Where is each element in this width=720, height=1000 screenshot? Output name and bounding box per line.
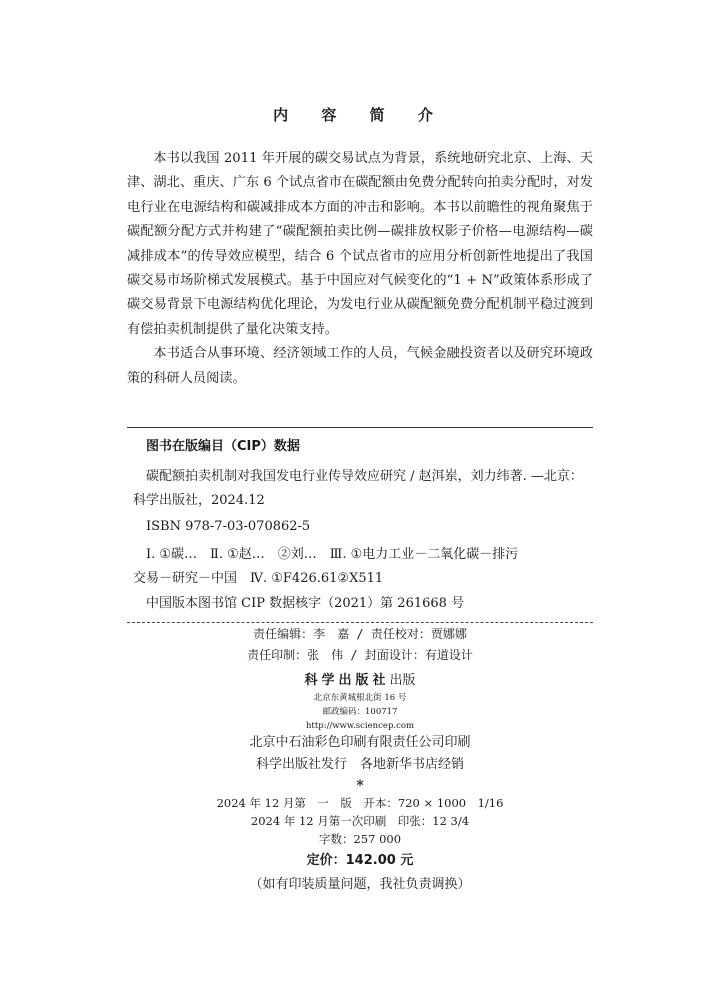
intro-paragraph-2: 本书适合从事环境、经济领域工作的人员，气候金融投资者以及研究环境政策的科研人员阅读。 (127, 346, 593, 386)
publisher-line (0, 669, 720, 688)
publisher-suffix: 出版 (389, 673, 416, 688)
cip-heading: 图书在版编目（CIP）数据 (146, 439, 300, 454)
publisher-website: http://www.sciencep.com (305, 721, 415, 731)
book-introduction (127, 147, 593, 391)
edition-info (0, 794, 720, 848)
classification-line-1: Ⅰ. ①碳… Ⅱ. ①赵… ②刘… Ⅲ. ①电力工业－二氧化碳－排污 (146, 547, 519, 562)
printing-info (0, 732, 720, 776)
staff-line-design: 责任印制：张 伟 / 封面设计：有道设计 (247, 648, 473, 662)
publisher-contact (0, 691, 720, 733)
cip-bottom-rule (127, 622, 593, 623)
price: 定价：142.00 元 (306, 853, 414, 868)
cip-number-text: 中国版本图书馆 CIP 数据核字（2021）第 261668 号 (146, 596, 465, 611)
cip-isbn (133, 515, 589, 539)
cip-top-rule (127, 427, 593, 428)
intro-paragraph-1: 本书以我国 2011 年开展的碳交易试点为背景，系统地研究北京、上海、天津、湖北、重庆、广东 6 个试点省市在碳配额由免费分配转向拍卖分配时，对发电行业在电源结构和碳减排成本方面的冲击和影响。本书以前瞻性的视角聚焦于碳配额分配方式并构建了“碳配额拍卖比例—碳排放权影子价格—电源结构—碳减排成本”的传导效应模型，结合 6 个试点省市的应用分析创新性地提出了我国碳交易市场阶梯式发展模式。基于中国应对气候变化的“1 + N”政策体系形成了碳交易背景下电源结构优化理论，为发电行业从碳配额免费分配机制平稳过渡到有偿拍卖机制提供了量化决策支持。 (127, 151, 593, 337)
cip-data-number (133, 592, 589, 616)
quality-note: （如有印装质量问题，我社负责调换） (249, 877, 471, 892)
cip-bibliographic-record (133, 465, 589, 513)
staff-line-editors: 责任编辑：李 嘉 / 责任校对：贾娜娜 (253, 627, 467, 641)
publisher-name: 科学出版社 (304, 673, 390, 688)
publisher-postcode: 邮政编码：100717 (322, 707, 398, 717)
edition-line-2: 2024 年 12 月第一次印刷 印张：12 3/4 (250, 814, 470, 828)
cip-classification (133, 543, 589, 591)
page-title: 内 容 简 介 (273, 106, 447, 124)
classification-line-2: 交易－研究－中国 Ⅳ. ①F426.61②X511 (133, 571, 384, 586)
publisher-address: 北京东黄城根北街 16 号 (313, 693, 407, 703)
isbn-text: ISBN 978-7-03-070862-5 (146, 519, 311, 534)
edition-line-1: 2024 年 12 月第 一 版 开本：720 × 1000 1/16 (216, 796, 504, 810)
distribution-info: 科学出版社发行 各地新华书店经销 (255, 757, 464, 772)
staff-credits (0, 624, 720, 666)
word-count: 字数：257 000 (318, 832, 402, 846)
separator-asterisk: * (356, 778, 364, 794)
printer-name: 北京中石油彩色印刷有限责任公司印刷 (249, 735, 471, 750)
cip-bibliographic-text: 碳配额拍卖机制对我国发电行业传导效应研究 / 赵洱岽，刘力纬著. —北京：科学出版社，2024.12 (133, 469, 583, 508)
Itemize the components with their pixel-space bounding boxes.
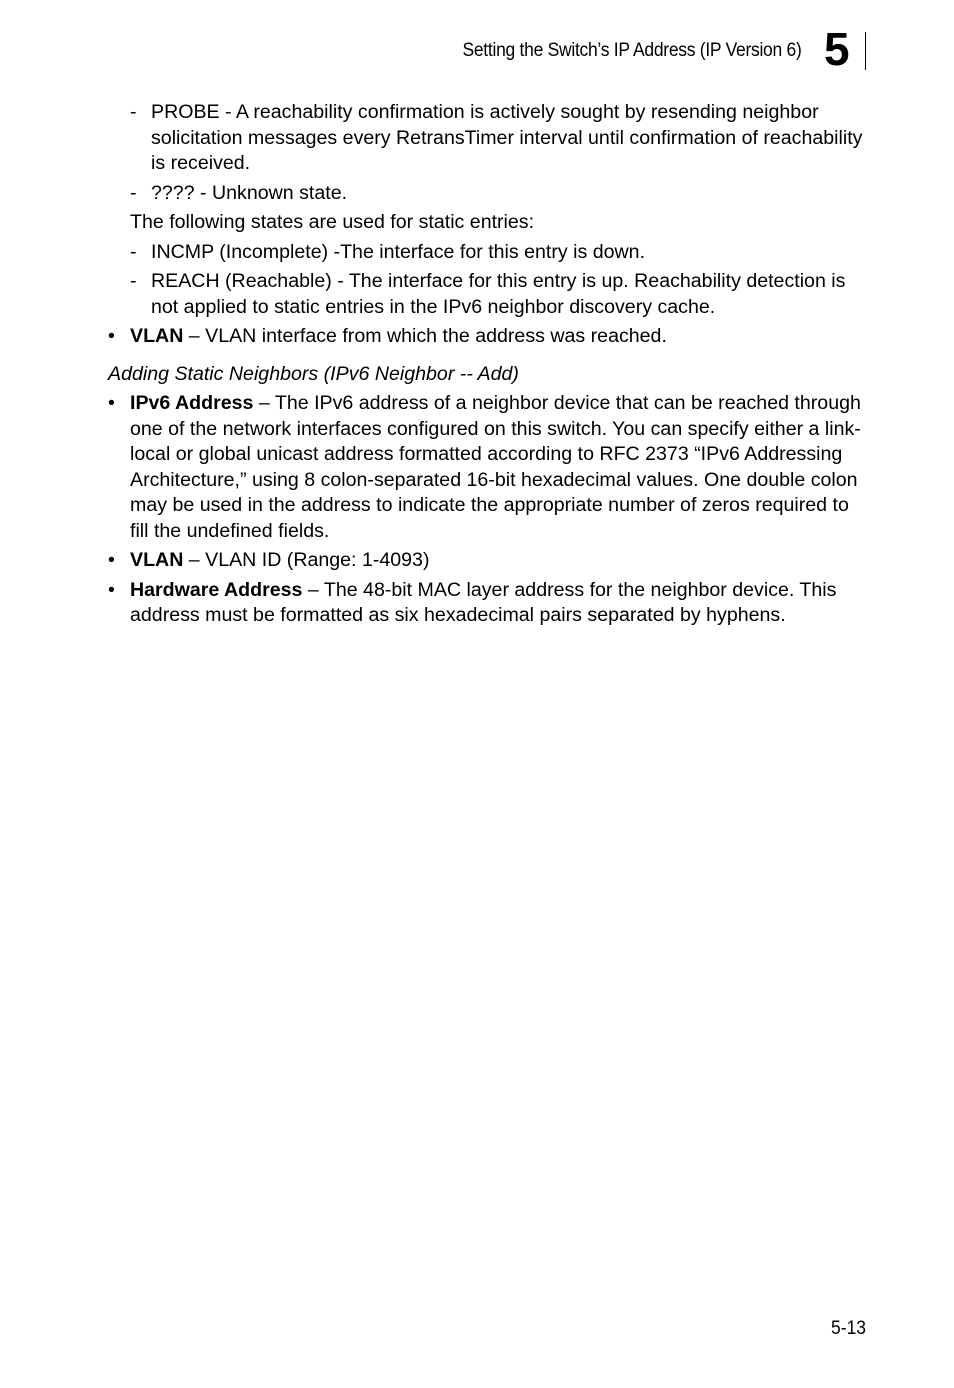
page-content xyxy=(0,100,954,633)
bullet-term: IPv6 Address xyxy=(130,392,254,414)
list-item-text: INCMP (Incomplete) -The interface for this entry is down. xyxy=(151,240,646,263)
bullet-term: VLAN xyxy=(130,325,184,347)
bullet-desc: – VLAN interface from which the address was reached. xyxy=(183,325,667,347)
bullet-item-hardware-address xyxy=(108,578,866,629)
dash-marker: - xyxy=(130,181,137,204)
section-subheading: Adding Static Neighbors (IPv6 Neighbor -- Add) xyxy=(108,362,519,385)
dash-marker: - xyxy=(130,240,137,263)
dash-marker: - xyxy=(130,270,137,292)
bullet-item-vlan-id xyxy=(108,548,866,574)
bullet-marker: • xyxy=(108,578,115,601)
bullet-item-ipv6-address xyxy=(108,391,866,544)
list-item-text: ???? - Unknown state. xyxy=(151,181,348,204)
list-item xyxy=(130,100,866,177)
list-item xyxy=(130,181,866,207)
bullet-desc: – The IPv6 address of a neighbor device that can be reached through one of the network interfaces configured on this switch. You can specify either a link-local or global unicast address formatted according to RFC 2373 “IPv6 Addressing Architecture,” using 8 colon-separated 16-bit hexadecimal values. One double colon may be used in the address to indicate the appropriate number of zeros required to fill the undefined fields. xyxy=(130,392,861,542)
bullet-marker: • xyxy=(108,549,115,571)
bullet-marker: • xyxy=(108,392,115,414)
bullet-term: VLAN xyxy=(130,549,184,571)
page-number: 5-13 xyxy=(831,1318,866,1339)
list-item xyxy=(130,269,866,320)
static-states-intro: The following states are used for static entries: xyxy=(130,211,535,233)
list-item-text: REACH (Reachable) - The interface for this entry is up. Reachability detection is not applied to static entries in the IPv6 neighbor discovery cache. xyxy=(151,270,846,318)
running-header-title: Setting the Switch’s IP Address (IP Version 6) xyxy=(462,40,802,61)
chapter-tab xyxy=(822,23,866,75)
list-item-text: PROBE - A reachability confirmation is actively sought by resending neighbor solicitation messages every RetransTimer interval until confirmation of reachability is received. xyxy=(151,101,863,174)
bullet-marker: • xyxy=(108,325,115,347)
bullet-desc: – The 48-bit MAC layer address for the neighbor device. This address must be formatted as six hexadecimal pairs separated by hyphens. xyxy=(130,578,837,626)
bullet-term: Hardware Address xyxy=(130,578,303,601)
list-item xyxy=(130,240,866,266)
bullet-desc: – VLAN ID (Range: 1-4093) xyxy=(183,549,430,571)
chapter-number: 5 xyxy=(824,23,850,75)
bullet-item-vlan xyxy=(108,324,866,350)
dash-marker: - xyxy=(130,101,137,123)
page-header xyxy=(0,23,954,75)
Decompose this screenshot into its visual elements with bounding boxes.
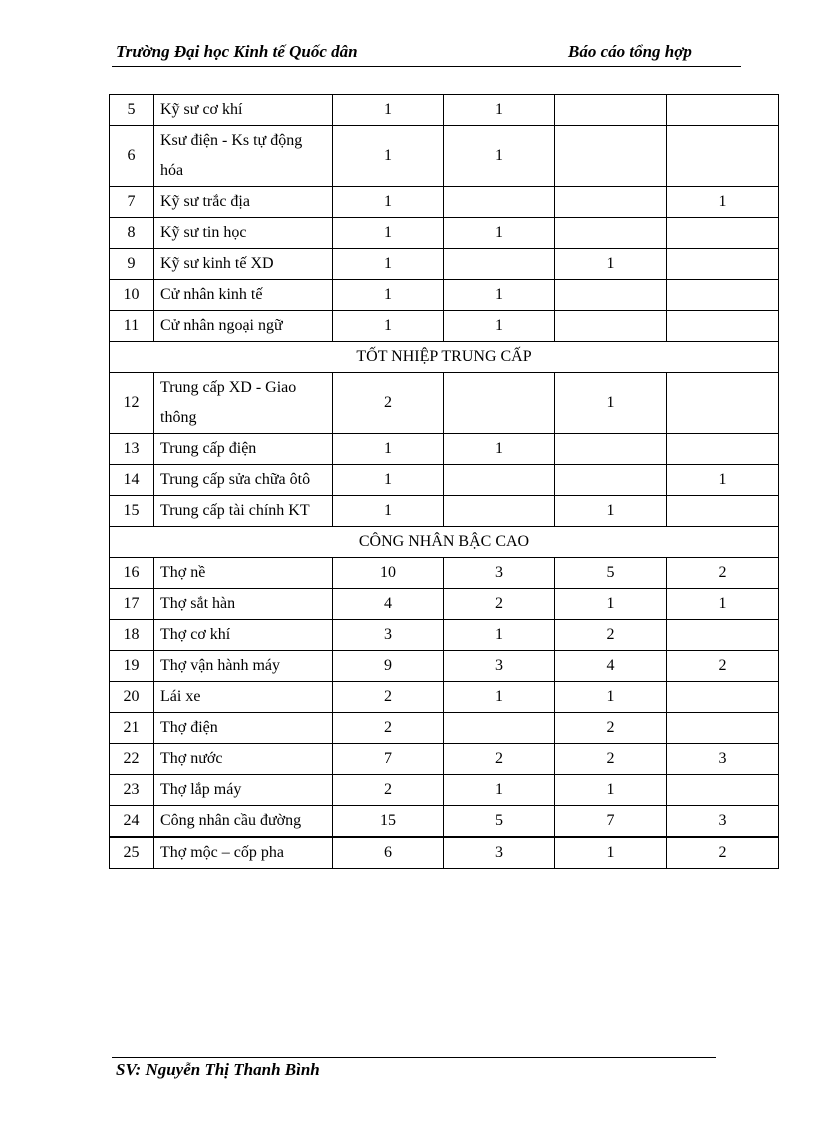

★ ★ ★ ★ ★ ★ ★

**GIVEN EXERCISE:** Transcribe the entire listing above without changing any character, and leave out the pictures.

**THE REPLY:**
Where is each element in this width=720, height=1000 screenshot? Output name and bounding box per line.
intro-paragraph-2: 本书适合从事环境、经济领域工作的人员，气候金融投资者以及研究环境政策的科研人员阅读。 (127, 346, 593, 386)
publisher-line (0, 669, 720, 688)
publisher-suffix: 出版 (389, 673, 416, 688)
cip-heading: 图书在版编目（CIP）数据 (146, 439, 300, 454)
publisher-website: http://www.sciencep.com (305, 721, 415, 731)
book-introduction (127, 147, 593, 391)
edition-info (0, 794, 720, 848)
classification-line-1: Ⅰ. ①碳… Ⅱ. ①赵… ②刘… Ⅲ. ①电力工业－二氧化碳－排污 (146, 547, 519, 562)
printing-info (0, 732, 720, 776)
staff-line-design: 责任印制：张 伟 / 封面设计：有道设计 (247, 648, 473, 662)
publisher-contact (0, 691, 720, 733)
cip-bottom-rule (127, 622, 593, 623)
price: 定价：142.00 元 (306, 853, 414, 868)
cip-number-text: 中国版本图书馆 CIP 数据核字（2021）第 261668 号 (146, 596, 465, 611)
cip-isbn (133, 515, 589, 539)
cip-top-rule (127, 427, 593, 428)
intro-paragraph-1: 本书以我国 2011 年开展的碳交易试点为背景，系统地研究北京、上海、天津、湖北、重庆、广东 6 个试点省市在碳配额由免费分配转向拍卖分配时，对发电行业在电源结构和碳减排成本方面的冲击和影响。本书以前瞻性的视角聚焦于碳配额分配方式并构建了“碳配额拍卖比例—碳排放权影子价格—电源结构—碳减排成本”的传导效应模型，结合 6 个试点省市的应用分析创新性地提出了我国碳交易市场阶梯式发展模式。基于中国应对气候变化的“1 + N”政策体系形成了碳交易背景下电源结构优化理论，为发电行业从碳配额免费分配机制平稳过渡到有偿拍卖机制提供了量化决策支持。 (127, 151, 593, 337)
cip-data-number (133, 592, 589, 616)
quality-note: （如有印装质量问题，我社负责调换） (249, 877, 471, 892)
cip-bibliographic-record (133, 465, 589, 513)
staff-line-editors: 责任编辑：李 嘉 / 责任校对：贾娜娜 (253, 627, 467, 641)
publisher-name: 科学出版社 (304, 673, 390, 688)
publisher-postcode: 邮政编码：100717 (322, 707, 398, 717)
edition-line-2: 2024 年 12 月第一次印刷 印张：12 3/4 (250, 814, 470, 828)
cip-classification (133, 543, 589, 591)
page-title: 内 容 简 介 (273, 106, 447, 124)
classification-line-2: 交易－研究－中国 Ⅳ. ①F426.61②X511 (133, 571, 384, 586)
publisher-address: 北京东黄城根北街 16 号 (313, 693, 407, 703)
isbn-text: ISBN 978-7-03-070862-5 (146, 519, 311, 534)
edition-line-1: 2024 年 12 月第 一 版 开本：720 × 1000 1/16 (216, 796, 504, 810)
distribution-info: 科学出版社发行 各地新华书店经销 (255, 757, 464, 772)
staff-credits (0, 624, 720, 666)
word-count: 字数：257 000 (318, 832, 402, 846)
separator-asterisk: * (356, 778, 364, 794)
printer-name: 北京中石油彩色印刷有限责任公司印刷 (249, 735, 471, 750)
cip-bibliographic-text: 碳配额拍卖机制对我国发电行业传导效应研究 / 赵洱岽，刘力纬著. —北京：科学出版社，2024.12 (133, 469, 583, 508)
Itemize the components with their pixel-space bounding boxes.
page-content xyxy=(0,100,954,633)
bullet-term: IPv6 Address xyxy=(130,392,254,414)
list-item-text: INCMP (Incomplete) -The interface for this entry is down. xyxy=(151,240,646,263)
bullet-term: VLAN xyxy=(130,325,184,347)
bullet-desc: – VLAN interface from which the address was reached. xyxy=(183,325,667,347)
bullet-item-hardware-address xyxy=(108,578,866,629)
dash-marker: - xyxy=(130,181,137,204)
section-subheading: Adding Static Neighbors (IPv6 Neighbor -- Add) xyxy=(108,362,519,385)
dash-marker: - xyxy=(130,240,137,263)
dash-marker: - xyxy=(130,270,137,292)
bullet-item-vlan-id xyxy=(108,548,866,574)
bullet-marker: • xyxy=(108,578,115,601)
bullet-item-ipv6-address xyxy=(108,391,866,544)
list-item-text: ???? - Unknown state. xyxy=(151,181,348,204)
list-item xyxy=(130,100,866,177)
list-item xyxy=(130,181,866,207)
bullet-desc: – The IPv6 address of a neighbor device that can be reached through one of the network interfaces configured on this switch. You can specify either a link-local or global unicast address formatted according to RFC 2373 “IPv6 Addressing Architecture,” using 8 colon-separated 16-bit hexadecimal values. One double colon may be used in the address to indicate the appropriate number of zeros required to fill the undefined fields. xyxy=(130,392,861,542)
bullet-marker: • xyxy=(108,549,115,571)
bullet-marker: • xyxy=(108,392,115,414)
bullet-term: VLAN xyxy=(130,549,184,571)
page-number: 5-13 xyxy=(831,1318,866,1339)
list-item xyxy=(130,269,866,320)
static-states-intro: The following states are used for static entries: xyxy=(130,211,535,233)
list-item-text: REACH (Reachable) - The interface for this entry is up. Reachability detection is not applied to static entries in the IPv6 neighbor discovery cache. xyxy=(151,270,846,318)
running-header-title: Setting the Switch’s IP Address (IP Version 6) xyxy=(462,40,802,61)
chapter-tab xyxy=(822,23,866,75)
list-item-text: PROBE - A reachability confirmation is actively sought by resending neighbor solicitation messages every RetransTimer interval until confirmation of reachability is received. xyxy=(151,101,863,174)
bullet-marker: • xyxy=(108,325,115,347)
bullet-desc: – The 48-bit MAC layer address for the neighbor device. This address must be formatted as six hexadecimal pairs separated by hyphens. xyxy=(130,578,837,626)
bullet-term: Hardware Address xyxy=(130,578,303,601)
list-item xyxy=(130,240,866,266)
bullet-desc: – VLAN ID (Range: 1-4093) xyxy=(183,549,430,571)
chapter-number: 5 xyxy=(824,23,850,75)
bullet-item-vlan xyxy=(108,324,866,350)
dash-marker: - xyxy=(130,101,137,123)
page-header xyxy=(0,23,954,75)
Decompose this screenshot into its visual elements with bounding boxes.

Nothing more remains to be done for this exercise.